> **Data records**
** Start **
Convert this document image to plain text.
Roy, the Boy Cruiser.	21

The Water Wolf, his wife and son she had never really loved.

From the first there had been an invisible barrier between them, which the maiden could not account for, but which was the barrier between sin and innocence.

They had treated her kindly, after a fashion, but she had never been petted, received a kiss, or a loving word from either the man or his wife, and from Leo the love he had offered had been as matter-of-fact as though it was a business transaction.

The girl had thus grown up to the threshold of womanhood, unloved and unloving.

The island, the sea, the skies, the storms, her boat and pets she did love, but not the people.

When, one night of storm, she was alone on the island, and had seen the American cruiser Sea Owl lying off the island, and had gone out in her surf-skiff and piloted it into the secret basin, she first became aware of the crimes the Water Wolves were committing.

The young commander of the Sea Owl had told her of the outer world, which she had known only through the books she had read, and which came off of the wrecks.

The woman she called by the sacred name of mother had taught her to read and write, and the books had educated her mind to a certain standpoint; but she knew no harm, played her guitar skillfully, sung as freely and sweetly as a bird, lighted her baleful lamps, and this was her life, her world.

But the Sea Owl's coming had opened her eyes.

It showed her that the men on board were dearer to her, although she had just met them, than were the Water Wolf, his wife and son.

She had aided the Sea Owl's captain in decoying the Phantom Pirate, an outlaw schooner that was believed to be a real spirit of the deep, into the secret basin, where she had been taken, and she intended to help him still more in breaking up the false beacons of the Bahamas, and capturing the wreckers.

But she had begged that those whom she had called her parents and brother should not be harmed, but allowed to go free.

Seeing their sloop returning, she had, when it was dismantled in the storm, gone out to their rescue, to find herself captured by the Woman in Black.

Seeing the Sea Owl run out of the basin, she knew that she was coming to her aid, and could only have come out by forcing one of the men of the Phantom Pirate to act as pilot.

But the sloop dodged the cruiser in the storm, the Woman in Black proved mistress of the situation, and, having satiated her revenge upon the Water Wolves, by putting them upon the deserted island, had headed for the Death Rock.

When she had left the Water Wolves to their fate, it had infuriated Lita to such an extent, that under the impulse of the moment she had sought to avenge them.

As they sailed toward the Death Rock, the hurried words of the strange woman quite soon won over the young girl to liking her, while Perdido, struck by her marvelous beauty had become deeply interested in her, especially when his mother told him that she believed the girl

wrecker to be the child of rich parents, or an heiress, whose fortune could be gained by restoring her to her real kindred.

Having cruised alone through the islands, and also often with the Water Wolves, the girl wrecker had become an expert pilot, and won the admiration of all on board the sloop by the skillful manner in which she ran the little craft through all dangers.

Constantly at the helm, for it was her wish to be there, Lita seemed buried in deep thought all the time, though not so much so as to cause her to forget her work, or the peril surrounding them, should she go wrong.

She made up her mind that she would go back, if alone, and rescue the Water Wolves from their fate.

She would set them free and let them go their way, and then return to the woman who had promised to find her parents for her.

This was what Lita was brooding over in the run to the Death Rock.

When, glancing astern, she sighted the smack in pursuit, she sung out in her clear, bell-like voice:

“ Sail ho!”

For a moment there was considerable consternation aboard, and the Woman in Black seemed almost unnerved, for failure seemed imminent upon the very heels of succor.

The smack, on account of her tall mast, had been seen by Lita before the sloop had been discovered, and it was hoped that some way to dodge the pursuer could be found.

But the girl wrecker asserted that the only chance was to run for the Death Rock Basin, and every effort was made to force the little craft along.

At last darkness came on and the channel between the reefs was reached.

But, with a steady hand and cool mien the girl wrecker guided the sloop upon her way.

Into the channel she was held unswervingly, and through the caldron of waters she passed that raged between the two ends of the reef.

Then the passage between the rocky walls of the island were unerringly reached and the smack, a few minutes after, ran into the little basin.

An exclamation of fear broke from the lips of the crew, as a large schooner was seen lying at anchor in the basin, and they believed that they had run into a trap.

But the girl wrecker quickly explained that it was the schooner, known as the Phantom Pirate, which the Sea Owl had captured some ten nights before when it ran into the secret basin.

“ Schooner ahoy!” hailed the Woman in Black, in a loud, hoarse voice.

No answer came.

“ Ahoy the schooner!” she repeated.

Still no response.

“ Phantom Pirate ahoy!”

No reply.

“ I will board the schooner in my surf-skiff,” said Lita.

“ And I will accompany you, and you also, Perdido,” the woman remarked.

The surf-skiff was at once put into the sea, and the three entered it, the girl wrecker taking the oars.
** End **
Take the entries and copy them out exactly.

> **Response to the exercise**
Convert this document image to plain text.
Roy, the Boy Cruiser.	21

The Water Wolf, his wife and son she had never really loved.

From the first there had been an invisible barrier between them, which the maiden could not account for, but which was the barrier between sin and innocence.

They had treated her kindly, after a fashion, but she had never been petted, received a kiss, or a loving word from either the man or his wife, and from Leo the love he had offered had been as matter-of-fact as though it was a business transaction.

The girl had thus grown up to the threshold of womanhood, unloved and unloving.

The island, the sea, the skies, the storms, her boat and pets she did love, but not the people.

When, one night of storm, she was alone on the island, and had seen the American cruiser Sea Owl lying off the island, and had gone out in her surf-skiff and piloted it into the secret basin, she first became aware of the crimes the Water Wolves were committing.

The young commander of the Sea Owl had told her of the outer world, which she had known only through the books she had read, and which came off of the wrecks.

The woman she called by the sacred name of mother had taught her to read and write, and the books had educated her mind to a certain standpoint; but she knew no harm, played her guitar skillfully, sung as freely and sweetly as a bird, lighted her baleful lamps, and this was her life, her world.

But the Sea Owl's coming had opened her eyes.

It showed her that the men on board were dearer to her, although she had just met them, than were the Water Wolf, his wife and son.

She had aided the Sea Owl's captain in decoying the Phantom Pirate, an outlaw schooner that was believed to be a real spirit of the deep, into the secret basin, where she had been taken, and she intended to help him still more in breaking up the false beacons of the Bahamas, and capturing the wreckers.

But she had begged that those whom she had called her parents and brother should not be harmed, but allowed to go free.

Seeing their sloop returning, she had, when it was dismantled in the storm, gone out to their rescue, to find herself captured by the Woman in Black.

Seeing the Sea Owl run out of the basin, she knew that she was coming to her aid, and could only have come out by forcing one of the men of the Phantom Pirate to act as pilot.

But the sloop dodged the cruiser in the storm, the Woman in Black proved mistress of the situation, and, having satiated her revenge upon the Water Wolves, by putting them upon the deserted island, had headed for the Death Rock.

When she had left the Water Wolves to their fate, it had infuriated Lita to such an extent, that under the impulse of the moment she had sought to avenge them.

As they sailed toward the Death Rock, the hurried words of the strange woman quite soon won over the young girl to liking her, while Perdido, struck by her marvelous beauty had become deeply interested in her, especially when his mother told him that she believed the girl

wrecker to be the child of rich parents, or an heiress, whose fortune could be gained by restoring her to her real kindred.

Having cruised alone through the islands, and also often with the Water Wolves, the girl wrecker had become an expert pilot, and won the admiration of all on board the sloop by the skillful manner in which she ran the little craft through all dangers.

Constantly at the helm, for it was her wish to be there, Lita seemed buried in deep thought all the time, though not so much so as to cause her to forget her work, or the peril surrounding them, should she go wrong.

She made up her mind that she would go back, if alone, and rescue the Water Wolves from their fate.

She would set them free and let them go their way, and then return to the woman who had promised to find her parents for her.

This was what Lita was brooding over in the run to the Death Rock.

When, glancing astern, she sighted the smack in pursuit, she sung out in her clear, bell-like voice:

“ Sail ho!”

For a moment there was considerable consternation aboard, and the Woman in Black seemed almost unnerved, for failure seemed imminent upon the very heels of succor.

The smack, on account of her tall mast, had been seen by Lita before the sloop had been discovered, and it was hoped that some way to dodge the pursuer could be found.

But the girl wrecker asserted that the only chance was to run for the Death Rock Basin, and every effort was made to force the little craft along.

At last darkness came on and the channel between the reefs was reached.

But, with a steady hand and cool mien the girl wrecker guided the sloop upon her way.

Into the channel she was held unswervingly, and through the caldron of waters she passed that raged between the two ends of the reef.

Then the passage between the rocky walls of the island were unerringly reached and the smack, a few minutes after, ran into the little basin.

An exclamation of fear broke from the lips of the crew, as a large schooner was seen lying at anchor in the basin, and they believed that they had run into a trap.

But the girl wrecker quickly explained that it was the schooner, known as the Phantom Pirate, which the Sea Owl had captured some ten nights before when it ran into the secret basin.

“ Schooner ahoy!” hailed the Woman in Black, in a loud, hoarse voice.

No answer came.

“ Ahoy the schooner!” she repeated.

Still no response.

“ Phantom Pirate ahoy!”

No reply.

“ I will board the schooner in my surf-skiff,” said Lita.

“ And I will accompany you, and you also, Perdido,” the woman remarked.

The surf-skiff was at once put into the sea, and the three entered it, the girl wrecker taking the oars.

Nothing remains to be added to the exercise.